[Data tied to figure images]
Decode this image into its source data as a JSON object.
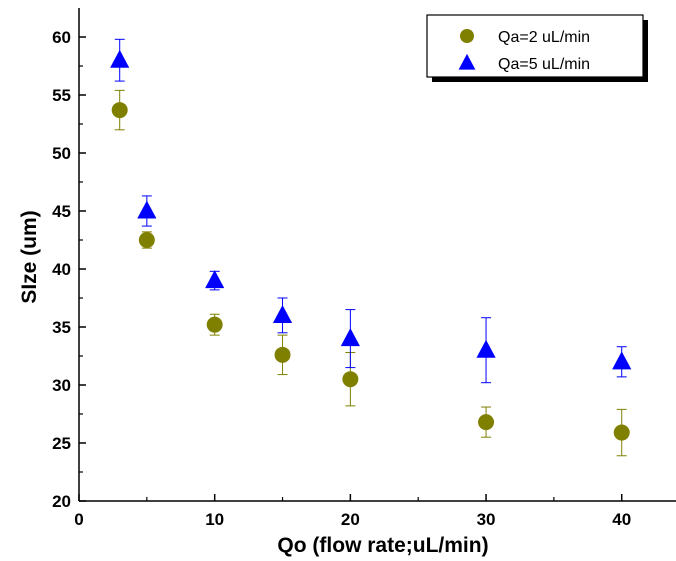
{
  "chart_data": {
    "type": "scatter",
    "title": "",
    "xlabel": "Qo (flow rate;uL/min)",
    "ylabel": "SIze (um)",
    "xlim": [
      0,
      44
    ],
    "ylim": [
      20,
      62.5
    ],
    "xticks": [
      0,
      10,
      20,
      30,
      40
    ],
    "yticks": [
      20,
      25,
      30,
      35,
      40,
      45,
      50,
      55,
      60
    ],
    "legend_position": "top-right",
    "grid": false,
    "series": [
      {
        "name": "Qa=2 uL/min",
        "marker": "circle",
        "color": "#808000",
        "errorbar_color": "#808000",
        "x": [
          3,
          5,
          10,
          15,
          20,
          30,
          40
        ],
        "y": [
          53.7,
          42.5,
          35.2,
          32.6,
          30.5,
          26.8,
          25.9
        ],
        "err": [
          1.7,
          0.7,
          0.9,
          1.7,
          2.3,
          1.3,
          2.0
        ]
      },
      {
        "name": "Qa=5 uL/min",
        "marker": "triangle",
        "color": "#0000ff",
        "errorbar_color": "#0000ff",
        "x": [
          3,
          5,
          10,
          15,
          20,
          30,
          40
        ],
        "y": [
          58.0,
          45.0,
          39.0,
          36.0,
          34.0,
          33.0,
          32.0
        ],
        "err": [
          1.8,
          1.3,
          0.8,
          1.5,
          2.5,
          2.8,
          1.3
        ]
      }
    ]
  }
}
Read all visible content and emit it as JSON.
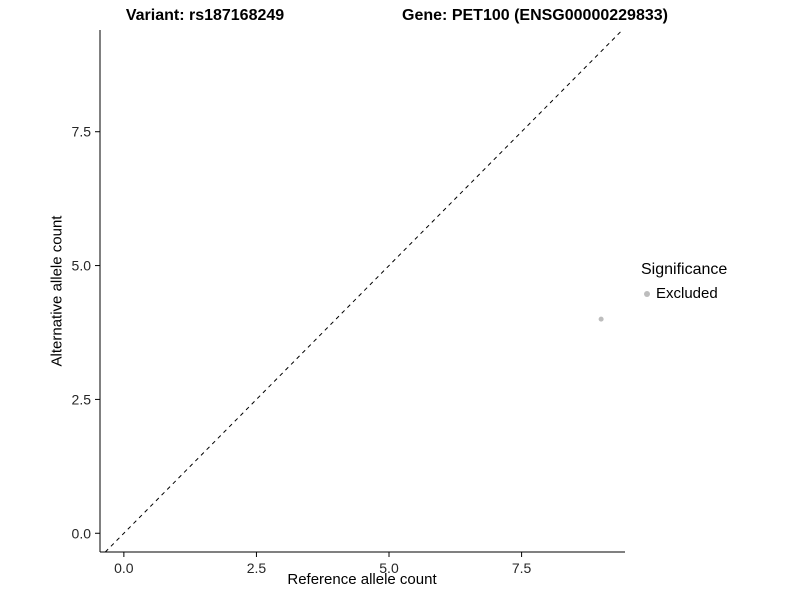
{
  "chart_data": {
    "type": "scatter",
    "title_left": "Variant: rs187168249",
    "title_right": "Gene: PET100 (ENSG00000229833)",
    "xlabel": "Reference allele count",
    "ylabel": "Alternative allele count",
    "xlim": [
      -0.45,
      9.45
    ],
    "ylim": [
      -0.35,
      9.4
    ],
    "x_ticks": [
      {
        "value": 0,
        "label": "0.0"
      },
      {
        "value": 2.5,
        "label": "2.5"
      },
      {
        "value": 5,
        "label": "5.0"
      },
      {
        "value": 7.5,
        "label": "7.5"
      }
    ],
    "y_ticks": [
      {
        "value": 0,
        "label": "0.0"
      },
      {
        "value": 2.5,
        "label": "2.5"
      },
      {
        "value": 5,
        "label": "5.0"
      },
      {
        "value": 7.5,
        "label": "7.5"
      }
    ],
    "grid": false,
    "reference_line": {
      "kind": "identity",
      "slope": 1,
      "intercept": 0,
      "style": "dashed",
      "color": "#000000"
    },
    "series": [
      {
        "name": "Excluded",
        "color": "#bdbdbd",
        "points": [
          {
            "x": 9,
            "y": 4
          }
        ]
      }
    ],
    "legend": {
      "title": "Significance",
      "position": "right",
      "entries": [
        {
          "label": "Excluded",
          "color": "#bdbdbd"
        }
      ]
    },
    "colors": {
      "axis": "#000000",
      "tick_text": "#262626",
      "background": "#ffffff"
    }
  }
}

== Set problem ==
Collect each line of the entries that has the word "allele", copying it in full.

== Answer ==
    "xlabel": "Reference allele count",
    "ylabel": "Alternative allele count",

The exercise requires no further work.